Filter the lines below, copying only those with the string "торрент".

-- begin Material for the task --

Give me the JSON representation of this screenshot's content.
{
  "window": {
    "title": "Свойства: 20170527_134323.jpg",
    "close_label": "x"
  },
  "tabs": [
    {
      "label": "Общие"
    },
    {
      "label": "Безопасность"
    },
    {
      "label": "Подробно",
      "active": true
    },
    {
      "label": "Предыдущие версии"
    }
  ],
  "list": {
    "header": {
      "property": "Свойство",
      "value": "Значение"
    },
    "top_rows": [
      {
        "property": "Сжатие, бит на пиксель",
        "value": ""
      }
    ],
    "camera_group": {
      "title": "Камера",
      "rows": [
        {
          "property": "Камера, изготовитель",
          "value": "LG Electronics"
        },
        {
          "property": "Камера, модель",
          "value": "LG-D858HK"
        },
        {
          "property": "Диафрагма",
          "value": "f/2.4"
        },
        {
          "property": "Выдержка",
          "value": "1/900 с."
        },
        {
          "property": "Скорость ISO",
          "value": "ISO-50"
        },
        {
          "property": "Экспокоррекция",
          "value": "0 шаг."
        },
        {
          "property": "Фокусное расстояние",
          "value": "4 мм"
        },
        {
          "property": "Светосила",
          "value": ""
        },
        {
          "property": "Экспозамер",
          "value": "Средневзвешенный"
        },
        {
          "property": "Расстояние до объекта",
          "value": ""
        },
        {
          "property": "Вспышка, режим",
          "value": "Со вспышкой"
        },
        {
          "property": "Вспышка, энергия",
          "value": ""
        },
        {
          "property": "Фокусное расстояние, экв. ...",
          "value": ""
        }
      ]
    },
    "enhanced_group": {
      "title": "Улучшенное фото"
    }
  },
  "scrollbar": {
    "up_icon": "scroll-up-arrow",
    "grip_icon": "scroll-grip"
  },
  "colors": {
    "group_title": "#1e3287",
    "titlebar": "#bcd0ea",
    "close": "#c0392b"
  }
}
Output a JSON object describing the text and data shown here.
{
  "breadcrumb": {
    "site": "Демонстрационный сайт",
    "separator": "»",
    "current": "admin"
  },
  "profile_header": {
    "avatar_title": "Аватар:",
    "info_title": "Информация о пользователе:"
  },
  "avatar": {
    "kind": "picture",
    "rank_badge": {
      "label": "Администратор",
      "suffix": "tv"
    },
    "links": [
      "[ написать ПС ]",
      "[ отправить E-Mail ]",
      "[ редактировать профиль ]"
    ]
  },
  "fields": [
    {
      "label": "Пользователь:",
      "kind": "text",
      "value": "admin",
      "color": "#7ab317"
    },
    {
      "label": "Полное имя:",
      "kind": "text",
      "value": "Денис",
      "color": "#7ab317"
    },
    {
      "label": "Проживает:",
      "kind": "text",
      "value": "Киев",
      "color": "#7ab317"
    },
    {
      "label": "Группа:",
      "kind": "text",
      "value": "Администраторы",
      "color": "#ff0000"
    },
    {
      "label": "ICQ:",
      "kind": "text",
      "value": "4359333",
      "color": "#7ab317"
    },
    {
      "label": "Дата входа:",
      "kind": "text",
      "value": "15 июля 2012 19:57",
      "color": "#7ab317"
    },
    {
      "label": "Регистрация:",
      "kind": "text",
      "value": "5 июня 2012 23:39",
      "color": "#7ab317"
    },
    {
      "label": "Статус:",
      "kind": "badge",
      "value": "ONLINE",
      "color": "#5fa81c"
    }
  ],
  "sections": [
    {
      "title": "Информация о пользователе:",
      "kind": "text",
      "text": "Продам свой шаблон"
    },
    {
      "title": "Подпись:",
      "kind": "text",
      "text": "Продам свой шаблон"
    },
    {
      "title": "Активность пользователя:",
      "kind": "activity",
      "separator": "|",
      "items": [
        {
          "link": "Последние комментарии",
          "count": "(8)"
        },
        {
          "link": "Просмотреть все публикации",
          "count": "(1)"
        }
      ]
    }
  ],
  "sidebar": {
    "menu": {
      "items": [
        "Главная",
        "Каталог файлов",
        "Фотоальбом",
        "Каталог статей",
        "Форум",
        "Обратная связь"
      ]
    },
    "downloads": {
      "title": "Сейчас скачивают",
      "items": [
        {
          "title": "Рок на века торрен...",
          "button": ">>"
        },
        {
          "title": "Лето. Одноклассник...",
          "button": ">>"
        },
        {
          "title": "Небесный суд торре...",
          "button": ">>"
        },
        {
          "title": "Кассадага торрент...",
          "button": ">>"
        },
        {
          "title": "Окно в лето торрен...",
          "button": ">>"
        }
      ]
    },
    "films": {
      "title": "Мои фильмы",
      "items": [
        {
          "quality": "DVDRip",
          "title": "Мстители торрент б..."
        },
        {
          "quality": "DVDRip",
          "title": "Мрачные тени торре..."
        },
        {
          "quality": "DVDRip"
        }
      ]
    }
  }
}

-- end Material for the task --

§ Response for this exercise
          "title": "Кассадага торрент...",
          "title": "Мстители торрент б..."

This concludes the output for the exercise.